Lines of data:
□ □ □ □
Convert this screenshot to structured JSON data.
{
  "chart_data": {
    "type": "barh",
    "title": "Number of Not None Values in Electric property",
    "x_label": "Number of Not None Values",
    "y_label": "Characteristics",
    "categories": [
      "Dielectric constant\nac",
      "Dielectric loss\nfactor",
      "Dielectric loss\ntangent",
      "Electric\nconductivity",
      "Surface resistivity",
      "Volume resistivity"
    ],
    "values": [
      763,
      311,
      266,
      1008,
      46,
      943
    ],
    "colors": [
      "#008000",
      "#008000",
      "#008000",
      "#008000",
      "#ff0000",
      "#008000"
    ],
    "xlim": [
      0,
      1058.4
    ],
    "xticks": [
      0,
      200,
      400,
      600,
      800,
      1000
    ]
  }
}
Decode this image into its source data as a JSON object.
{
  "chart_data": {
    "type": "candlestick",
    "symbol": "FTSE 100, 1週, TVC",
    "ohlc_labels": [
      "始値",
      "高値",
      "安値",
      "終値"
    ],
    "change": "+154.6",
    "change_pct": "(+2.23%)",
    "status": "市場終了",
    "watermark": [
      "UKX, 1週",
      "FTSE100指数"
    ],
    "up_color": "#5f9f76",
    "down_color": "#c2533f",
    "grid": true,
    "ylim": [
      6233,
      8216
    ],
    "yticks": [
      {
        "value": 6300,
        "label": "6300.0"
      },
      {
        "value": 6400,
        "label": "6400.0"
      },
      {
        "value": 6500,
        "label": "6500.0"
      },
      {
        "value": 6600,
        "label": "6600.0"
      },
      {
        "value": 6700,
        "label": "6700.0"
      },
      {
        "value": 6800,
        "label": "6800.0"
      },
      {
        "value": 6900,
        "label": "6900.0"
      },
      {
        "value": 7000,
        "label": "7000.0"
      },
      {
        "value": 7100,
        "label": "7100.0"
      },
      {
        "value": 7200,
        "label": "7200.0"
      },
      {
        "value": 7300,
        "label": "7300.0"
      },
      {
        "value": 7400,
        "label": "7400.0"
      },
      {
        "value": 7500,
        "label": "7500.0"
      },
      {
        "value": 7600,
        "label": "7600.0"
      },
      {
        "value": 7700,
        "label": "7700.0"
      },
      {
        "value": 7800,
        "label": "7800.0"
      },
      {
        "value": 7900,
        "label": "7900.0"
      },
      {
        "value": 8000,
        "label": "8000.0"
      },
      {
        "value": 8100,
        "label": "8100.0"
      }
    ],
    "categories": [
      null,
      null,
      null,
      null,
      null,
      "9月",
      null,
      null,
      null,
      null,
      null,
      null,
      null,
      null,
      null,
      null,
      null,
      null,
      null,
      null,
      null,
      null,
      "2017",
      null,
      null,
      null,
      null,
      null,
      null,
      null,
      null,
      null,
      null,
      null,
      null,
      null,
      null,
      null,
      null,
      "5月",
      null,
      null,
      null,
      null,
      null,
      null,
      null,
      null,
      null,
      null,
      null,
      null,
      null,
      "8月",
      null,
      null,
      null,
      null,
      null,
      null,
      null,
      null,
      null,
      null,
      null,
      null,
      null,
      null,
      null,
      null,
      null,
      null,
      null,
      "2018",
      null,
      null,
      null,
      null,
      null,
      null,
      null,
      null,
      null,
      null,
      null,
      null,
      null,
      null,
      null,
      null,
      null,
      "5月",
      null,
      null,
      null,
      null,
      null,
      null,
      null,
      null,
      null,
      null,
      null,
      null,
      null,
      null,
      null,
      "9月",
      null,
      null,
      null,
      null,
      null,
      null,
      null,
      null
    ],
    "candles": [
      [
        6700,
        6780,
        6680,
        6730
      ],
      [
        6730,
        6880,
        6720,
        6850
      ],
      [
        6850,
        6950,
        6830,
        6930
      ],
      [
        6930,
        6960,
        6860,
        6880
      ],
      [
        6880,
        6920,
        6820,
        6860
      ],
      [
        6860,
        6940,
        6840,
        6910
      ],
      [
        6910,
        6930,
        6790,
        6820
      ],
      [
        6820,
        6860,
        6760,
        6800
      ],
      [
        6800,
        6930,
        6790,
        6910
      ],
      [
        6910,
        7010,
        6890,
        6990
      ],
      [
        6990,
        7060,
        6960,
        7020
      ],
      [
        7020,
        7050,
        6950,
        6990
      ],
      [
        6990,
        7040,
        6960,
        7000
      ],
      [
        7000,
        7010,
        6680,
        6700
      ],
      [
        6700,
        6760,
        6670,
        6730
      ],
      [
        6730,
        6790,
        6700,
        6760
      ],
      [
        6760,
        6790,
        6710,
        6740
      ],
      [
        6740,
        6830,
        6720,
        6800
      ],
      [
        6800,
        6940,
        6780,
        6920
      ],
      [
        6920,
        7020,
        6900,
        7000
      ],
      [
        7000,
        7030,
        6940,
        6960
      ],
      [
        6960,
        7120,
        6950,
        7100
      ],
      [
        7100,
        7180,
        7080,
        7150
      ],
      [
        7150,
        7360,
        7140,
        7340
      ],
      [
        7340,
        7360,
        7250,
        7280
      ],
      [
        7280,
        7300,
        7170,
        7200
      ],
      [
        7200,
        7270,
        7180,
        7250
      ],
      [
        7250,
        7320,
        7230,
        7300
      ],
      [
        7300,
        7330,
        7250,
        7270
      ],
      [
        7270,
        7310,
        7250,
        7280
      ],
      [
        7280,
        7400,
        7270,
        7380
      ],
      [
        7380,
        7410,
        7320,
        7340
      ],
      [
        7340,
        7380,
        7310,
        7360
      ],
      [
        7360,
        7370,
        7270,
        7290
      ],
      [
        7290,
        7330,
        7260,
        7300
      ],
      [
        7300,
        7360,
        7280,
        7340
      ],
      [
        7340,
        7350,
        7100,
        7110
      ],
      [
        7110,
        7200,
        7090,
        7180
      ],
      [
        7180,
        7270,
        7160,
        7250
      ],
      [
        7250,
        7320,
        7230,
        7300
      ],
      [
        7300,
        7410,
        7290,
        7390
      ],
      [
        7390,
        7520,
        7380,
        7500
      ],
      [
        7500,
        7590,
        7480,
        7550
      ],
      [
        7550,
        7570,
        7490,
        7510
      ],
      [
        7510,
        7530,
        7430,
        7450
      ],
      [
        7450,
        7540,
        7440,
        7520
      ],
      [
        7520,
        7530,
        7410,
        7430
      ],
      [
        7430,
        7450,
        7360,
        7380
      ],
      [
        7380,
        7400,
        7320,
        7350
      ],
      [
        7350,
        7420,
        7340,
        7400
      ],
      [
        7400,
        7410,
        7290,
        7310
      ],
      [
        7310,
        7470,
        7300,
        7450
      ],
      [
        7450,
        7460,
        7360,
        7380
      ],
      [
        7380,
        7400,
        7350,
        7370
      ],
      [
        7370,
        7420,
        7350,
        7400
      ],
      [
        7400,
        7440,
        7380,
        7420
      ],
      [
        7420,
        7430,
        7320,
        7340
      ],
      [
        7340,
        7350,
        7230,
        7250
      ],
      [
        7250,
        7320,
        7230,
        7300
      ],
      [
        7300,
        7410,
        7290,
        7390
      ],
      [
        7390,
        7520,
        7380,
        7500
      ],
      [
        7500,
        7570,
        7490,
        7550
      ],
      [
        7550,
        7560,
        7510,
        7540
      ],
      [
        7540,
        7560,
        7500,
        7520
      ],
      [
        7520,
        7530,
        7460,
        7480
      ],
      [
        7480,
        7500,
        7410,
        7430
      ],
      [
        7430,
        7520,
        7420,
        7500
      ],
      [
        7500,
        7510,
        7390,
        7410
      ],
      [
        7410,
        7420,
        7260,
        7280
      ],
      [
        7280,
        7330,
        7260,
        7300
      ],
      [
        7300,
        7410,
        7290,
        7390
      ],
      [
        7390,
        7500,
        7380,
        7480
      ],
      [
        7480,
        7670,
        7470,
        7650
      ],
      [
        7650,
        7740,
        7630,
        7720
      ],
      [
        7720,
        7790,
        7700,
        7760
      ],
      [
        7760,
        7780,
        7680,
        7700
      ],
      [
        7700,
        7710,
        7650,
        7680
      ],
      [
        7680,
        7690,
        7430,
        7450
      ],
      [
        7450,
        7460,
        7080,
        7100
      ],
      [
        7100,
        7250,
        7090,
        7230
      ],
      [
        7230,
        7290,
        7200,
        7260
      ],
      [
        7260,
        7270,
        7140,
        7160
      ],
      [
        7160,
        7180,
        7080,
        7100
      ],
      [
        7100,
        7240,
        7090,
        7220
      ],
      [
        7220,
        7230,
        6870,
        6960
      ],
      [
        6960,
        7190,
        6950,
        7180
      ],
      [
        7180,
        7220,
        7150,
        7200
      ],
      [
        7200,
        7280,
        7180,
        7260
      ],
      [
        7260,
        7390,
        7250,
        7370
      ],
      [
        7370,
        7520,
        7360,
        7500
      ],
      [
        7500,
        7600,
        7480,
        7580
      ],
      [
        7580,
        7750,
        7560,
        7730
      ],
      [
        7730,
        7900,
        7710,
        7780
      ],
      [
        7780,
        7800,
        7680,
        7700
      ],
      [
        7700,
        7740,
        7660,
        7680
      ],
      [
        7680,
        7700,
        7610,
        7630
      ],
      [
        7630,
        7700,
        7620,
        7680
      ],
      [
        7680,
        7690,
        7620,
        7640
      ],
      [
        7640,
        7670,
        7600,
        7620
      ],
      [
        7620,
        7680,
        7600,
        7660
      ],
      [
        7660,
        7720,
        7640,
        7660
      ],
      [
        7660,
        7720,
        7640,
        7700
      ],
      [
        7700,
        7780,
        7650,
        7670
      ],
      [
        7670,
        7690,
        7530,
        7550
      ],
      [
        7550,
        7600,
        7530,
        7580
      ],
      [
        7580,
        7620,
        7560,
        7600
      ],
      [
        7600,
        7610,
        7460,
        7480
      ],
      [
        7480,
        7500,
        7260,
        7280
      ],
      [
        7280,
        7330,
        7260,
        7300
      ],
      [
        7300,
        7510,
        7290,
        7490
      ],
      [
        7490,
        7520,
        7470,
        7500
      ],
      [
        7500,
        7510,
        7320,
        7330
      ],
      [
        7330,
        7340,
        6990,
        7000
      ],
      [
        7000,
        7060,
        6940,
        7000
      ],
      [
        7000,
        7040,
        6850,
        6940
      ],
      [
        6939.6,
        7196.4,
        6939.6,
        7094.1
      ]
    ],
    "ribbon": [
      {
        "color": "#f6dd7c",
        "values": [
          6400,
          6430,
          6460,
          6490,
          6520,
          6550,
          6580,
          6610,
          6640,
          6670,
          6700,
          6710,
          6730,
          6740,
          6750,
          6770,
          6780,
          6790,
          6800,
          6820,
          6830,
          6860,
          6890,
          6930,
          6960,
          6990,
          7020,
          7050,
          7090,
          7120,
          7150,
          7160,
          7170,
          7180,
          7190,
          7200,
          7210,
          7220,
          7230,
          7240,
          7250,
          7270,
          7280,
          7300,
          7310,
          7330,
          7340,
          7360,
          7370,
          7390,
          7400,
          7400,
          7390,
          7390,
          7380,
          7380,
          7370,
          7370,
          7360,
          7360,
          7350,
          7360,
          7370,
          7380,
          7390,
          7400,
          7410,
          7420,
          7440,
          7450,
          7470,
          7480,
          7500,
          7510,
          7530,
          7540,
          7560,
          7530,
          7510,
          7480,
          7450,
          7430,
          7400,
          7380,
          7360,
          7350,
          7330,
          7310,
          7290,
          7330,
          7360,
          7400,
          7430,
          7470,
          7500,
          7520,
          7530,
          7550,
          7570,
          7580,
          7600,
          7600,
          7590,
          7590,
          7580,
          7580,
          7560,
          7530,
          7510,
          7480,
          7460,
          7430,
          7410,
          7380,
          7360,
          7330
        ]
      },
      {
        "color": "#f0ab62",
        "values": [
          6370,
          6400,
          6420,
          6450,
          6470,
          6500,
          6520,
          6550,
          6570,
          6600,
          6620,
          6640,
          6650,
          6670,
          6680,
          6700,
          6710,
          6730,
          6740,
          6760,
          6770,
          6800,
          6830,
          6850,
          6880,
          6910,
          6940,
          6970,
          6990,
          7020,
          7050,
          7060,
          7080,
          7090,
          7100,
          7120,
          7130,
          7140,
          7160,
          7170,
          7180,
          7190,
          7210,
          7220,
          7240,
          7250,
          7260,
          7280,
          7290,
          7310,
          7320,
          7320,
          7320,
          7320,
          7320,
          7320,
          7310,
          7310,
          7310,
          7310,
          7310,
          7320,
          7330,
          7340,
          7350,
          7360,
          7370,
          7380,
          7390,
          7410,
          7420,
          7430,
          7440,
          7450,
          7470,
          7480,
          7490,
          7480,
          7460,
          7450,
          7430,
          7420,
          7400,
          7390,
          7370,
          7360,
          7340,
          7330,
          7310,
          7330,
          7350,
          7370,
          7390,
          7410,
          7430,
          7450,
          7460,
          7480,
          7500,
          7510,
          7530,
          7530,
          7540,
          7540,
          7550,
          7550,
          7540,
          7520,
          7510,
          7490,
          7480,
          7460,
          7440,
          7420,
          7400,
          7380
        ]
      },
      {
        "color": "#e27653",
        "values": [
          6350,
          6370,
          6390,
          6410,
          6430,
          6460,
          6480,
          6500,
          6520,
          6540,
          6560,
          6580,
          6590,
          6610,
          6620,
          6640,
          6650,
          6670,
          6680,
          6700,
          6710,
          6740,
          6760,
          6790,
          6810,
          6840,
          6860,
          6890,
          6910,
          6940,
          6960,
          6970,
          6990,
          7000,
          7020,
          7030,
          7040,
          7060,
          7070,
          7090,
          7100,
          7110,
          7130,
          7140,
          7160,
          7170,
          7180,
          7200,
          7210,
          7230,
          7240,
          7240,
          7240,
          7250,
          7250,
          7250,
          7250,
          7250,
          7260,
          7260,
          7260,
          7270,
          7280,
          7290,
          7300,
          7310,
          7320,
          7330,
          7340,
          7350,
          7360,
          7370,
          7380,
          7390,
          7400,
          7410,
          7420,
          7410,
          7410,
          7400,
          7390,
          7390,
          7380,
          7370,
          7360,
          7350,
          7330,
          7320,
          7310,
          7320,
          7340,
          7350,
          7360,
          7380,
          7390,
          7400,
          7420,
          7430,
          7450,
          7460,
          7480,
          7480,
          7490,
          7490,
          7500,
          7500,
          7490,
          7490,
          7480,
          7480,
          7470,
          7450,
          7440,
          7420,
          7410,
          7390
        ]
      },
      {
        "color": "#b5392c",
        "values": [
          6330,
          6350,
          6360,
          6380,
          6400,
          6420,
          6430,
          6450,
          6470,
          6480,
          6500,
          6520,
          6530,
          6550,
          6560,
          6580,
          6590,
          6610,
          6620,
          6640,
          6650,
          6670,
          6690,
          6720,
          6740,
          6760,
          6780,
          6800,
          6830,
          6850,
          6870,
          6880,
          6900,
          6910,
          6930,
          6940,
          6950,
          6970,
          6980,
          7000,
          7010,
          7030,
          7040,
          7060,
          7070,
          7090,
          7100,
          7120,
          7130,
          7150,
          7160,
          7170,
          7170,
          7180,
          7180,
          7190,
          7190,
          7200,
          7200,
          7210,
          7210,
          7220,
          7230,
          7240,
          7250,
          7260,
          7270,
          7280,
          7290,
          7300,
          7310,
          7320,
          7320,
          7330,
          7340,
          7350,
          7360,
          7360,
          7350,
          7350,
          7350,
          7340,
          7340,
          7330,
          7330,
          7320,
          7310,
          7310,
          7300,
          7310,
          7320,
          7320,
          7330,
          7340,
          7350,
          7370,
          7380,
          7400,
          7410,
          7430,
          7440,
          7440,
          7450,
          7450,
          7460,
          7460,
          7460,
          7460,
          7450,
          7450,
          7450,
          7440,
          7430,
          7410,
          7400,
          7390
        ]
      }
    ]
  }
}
□ □ □ □
EXERCISE REQUIREMENTS » Select and copy every line from the records that includes the word "None".

SOLUTION FOR THIS TASK »
    "title": "Number of Not None Values in Electric property",
    "x_label": "Number of Not None Values",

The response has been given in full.